_Exercise_: Please render the material below as a Markdown table with two columns, Row and Line, giving each line a running number in Row and the line itself in Line, with blank lines omitted.

_Given data_:
+++++
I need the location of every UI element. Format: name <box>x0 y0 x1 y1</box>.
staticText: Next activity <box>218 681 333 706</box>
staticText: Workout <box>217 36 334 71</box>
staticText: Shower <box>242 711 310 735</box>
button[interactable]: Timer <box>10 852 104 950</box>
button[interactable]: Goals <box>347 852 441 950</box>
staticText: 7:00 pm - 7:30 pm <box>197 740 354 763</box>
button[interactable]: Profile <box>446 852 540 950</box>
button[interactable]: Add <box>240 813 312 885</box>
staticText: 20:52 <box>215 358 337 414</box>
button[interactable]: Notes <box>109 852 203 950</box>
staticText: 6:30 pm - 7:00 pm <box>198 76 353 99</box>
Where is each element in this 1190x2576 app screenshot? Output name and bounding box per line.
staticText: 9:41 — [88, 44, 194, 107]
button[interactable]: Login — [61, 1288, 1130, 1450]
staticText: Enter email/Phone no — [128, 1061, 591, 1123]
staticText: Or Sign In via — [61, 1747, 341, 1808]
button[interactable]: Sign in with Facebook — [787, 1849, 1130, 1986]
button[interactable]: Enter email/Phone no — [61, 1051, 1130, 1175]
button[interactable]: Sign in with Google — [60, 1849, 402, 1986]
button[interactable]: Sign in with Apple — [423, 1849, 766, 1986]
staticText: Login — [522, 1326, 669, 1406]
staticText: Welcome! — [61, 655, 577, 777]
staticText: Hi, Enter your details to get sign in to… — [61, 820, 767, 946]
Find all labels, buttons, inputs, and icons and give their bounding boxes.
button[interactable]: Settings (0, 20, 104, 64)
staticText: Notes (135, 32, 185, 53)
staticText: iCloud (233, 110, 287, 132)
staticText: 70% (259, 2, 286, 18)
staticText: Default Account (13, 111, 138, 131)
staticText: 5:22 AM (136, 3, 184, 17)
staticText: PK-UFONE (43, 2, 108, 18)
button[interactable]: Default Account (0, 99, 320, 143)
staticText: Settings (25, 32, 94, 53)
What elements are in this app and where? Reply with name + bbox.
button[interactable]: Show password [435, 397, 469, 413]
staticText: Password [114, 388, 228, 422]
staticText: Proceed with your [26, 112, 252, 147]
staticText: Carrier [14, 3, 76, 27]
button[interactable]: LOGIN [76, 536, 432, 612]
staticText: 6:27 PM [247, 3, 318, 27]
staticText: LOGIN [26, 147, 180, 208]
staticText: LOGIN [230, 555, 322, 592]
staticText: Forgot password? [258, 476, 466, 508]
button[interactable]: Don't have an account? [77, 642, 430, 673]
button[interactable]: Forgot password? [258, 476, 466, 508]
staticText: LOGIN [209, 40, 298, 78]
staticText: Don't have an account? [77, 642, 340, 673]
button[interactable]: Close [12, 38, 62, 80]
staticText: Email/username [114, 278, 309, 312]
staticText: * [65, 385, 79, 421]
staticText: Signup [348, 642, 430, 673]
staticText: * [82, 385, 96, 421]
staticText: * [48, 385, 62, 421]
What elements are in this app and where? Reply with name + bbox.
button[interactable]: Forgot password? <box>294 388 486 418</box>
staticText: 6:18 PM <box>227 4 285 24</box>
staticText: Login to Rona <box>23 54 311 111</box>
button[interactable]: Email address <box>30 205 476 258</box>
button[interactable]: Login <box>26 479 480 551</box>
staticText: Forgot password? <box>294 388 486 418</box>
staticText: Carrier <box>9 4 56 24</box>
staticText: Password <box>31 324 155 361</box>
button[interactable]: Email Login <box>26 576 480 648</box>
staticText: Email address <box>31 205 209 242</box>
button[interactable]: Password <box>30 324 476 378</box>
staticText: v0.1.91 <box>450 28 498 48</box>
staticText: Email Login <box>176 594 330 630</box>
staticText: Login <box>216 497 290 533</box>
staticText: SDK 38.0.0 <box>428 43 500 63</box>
+++++
_Written solution_:
| Row | Line |
|---|---|
| 1 | I need the location of every UI element. Format: name <box>x0 y0 x1 y1</box>. |
| 2 | staticText: Next activity <box>218 681 333 706</box> |
| 3 | staticText: Workout <box>217 36 334 71</box> |
| 4 | staticText: Shower <box>242 711 310 735</box> |
| 5 | button[interactable]: Timer <box>10 852 104 950</box> |
| 6 | button[interactable]: Goals <box>347 852 441 950</box> |
| 7 | staticText: 7:00 pm - 7:30 pm <box>197 740 354 763</box> |
| 8 | button[interactable]: Profile <box>446 852 540 950</box> |
| 9 | button[interactable]: Add <box>240 813 312 885</box> |
| 10 | staticText: 20:52 <box>215 358 337 414</box> |
| 11 | button[interactable]: Notes <box>109 852 203 950</box> |
| 12 | staticText: 6:30 pm - 7:00 pm <box>198 76 353 99</box> |
| 13 | Where is each element in this 1190x2576 app screenshot? Output name and bounding box per line. |
| 14 | staticText: 9:41 — [88, 44, 194, 107] |
| 15 | button[interactable]: Login — [61, 1288, 1130, 1450] |
| 16 | staticText: Enter email/Phone no — [128, 1061, 591, 1123] |
| 17 | staticText: Or Sign In via — [61, 1747, 341, 1808] |
| 18 | button[interactable]: Sign in with Facebook — [787, 1849, 1130, 1986] |
| 19 | button[interactable]: Enter email/Phone no — [61, 1051, 1130, 1175] |
| 20 | button[interactable]: Sign in with Google — [60, 1849, 402, 1986] |
| 21 | button[interactable]: Sign in with Apple — [423, 1849, 766, 1986] |
| 22 | staticText: Login — [522, 1326, 669, 1406] |
| 23 | staticText: Welcome! — [61, 655, 577, 777] |
| 24 | staticText: Hi, Enter your details to get sign in to… — [61, 820, 767, 946] |
| 25 | Find all labels, buttons, inputs, and icons and give their bounding boxes. |
| 26 | button[interactable]: Settings (0, 20, 104, 64) |
| 27 | staticText: Notes (135, 32, 185, 53) |
| 28 | staticText: iCloud (233, 110, 287, 132) |
| 29 | staticText: 70% (259, 2, 286, 18) |
| 30 | staticText: Default Account (13, 111, 138, 131) |
| 31 | staticText: 5:22 AM (136, 3, 184, 17) |
| 32 | staticText: PK-UFONE (43, 2, 108, 18) |
| 33 | button[interactable]: Default Account (0, 99, 320, 143) |
| 34 | staticText: Settings (25, 32, 94, 53) |
| 35 | What elements are in this app and where? Reply with name + bbox. |
| 36 | button[interactable]: Show password [435, 397, 469, 413] |
| 37 | staticText: Password [114, 388, 228, 422] |
| 38 | staticText: Proceed with your [26, 112, 252, 147] |
| 39 | staticText: Carrier [14, 3, 76, 27] |
| 40 | button[interactable]: LOGIN [76, 536, 432, 612] |
| 41 | staticText: 6:27 PM [247, 3, 318, 27] |
| 42 | staticText: LOGIN [26, 147, 180, 208] |
| 43 | staticText: LOGIN [230, 555, 322, 592] |
| 44 | staticText: Forgot password? [258, 476, 466, 508] |
| 45 | button[interactable]: Don't have an account? [77, 642, 430, 673] |
| 46 | button[interactable]: Forgot password? [258, 476, 466, 508] |
| 47 | staticText: LOGIN [209, 40, 298, 78] |
| 48 | staticText: Don't have an account? [77, 642, 340, 673] |
| 49 | button[interactable]: Close [12, 38, 62, 80] |
| 50 | staticText: Email/username [114, 278, 309, 312] |
| 51 | staticText: * [65, 385, 79, 421] |
| 52 | staticText: Signup [348, 642, 430, 673] |
| 53 | staticText: * [82, 385, 96, 421] |
| 54 | staticText: * [48, 385, 62, 421] |
| 55 | What elements are in this app and where? Reply with name + bbox. |
| 56 | button[interactable]: Forgot password? <box>294 388 486 418</box> |
| 57 | staticText: 6:18 PM <box>227 4 285 24</box> |
| 58 | staticText: Login to Rona <box>23 54 311 111</box> |
| 59 | button[interactable]: Email address <box>30 205 476 258</box> |
| 60 | button[interactable]: Login <box>26 479 480 551</box> |
| 61 | staticText: Forgot password? <box>294 388 486 418</box> |
| 62 | staticText: Carrier <box>9 4 56 24</box> |
| 63 | staticText: Password <box>31 324 155 361</box> |
| 64 | button[interactable]: Email Login <box>26 576 480 648</box> |
| 65 | staticText: Email address <box>31 205 209 242</box> |
| 66 | button[interactable]: Password <box>30 324 476 378</box> |
| 67 | staticText: v0.1.91 <box>450 28 498 48</box> |
| 68 | staticText: Email Login <box>176 594 330 630</box> |
| 69 | staticText: Login <box>216 497 290 533</box> |
| 70 | staticText: SDK 38.0.0 <box>428 43 500 63</box> |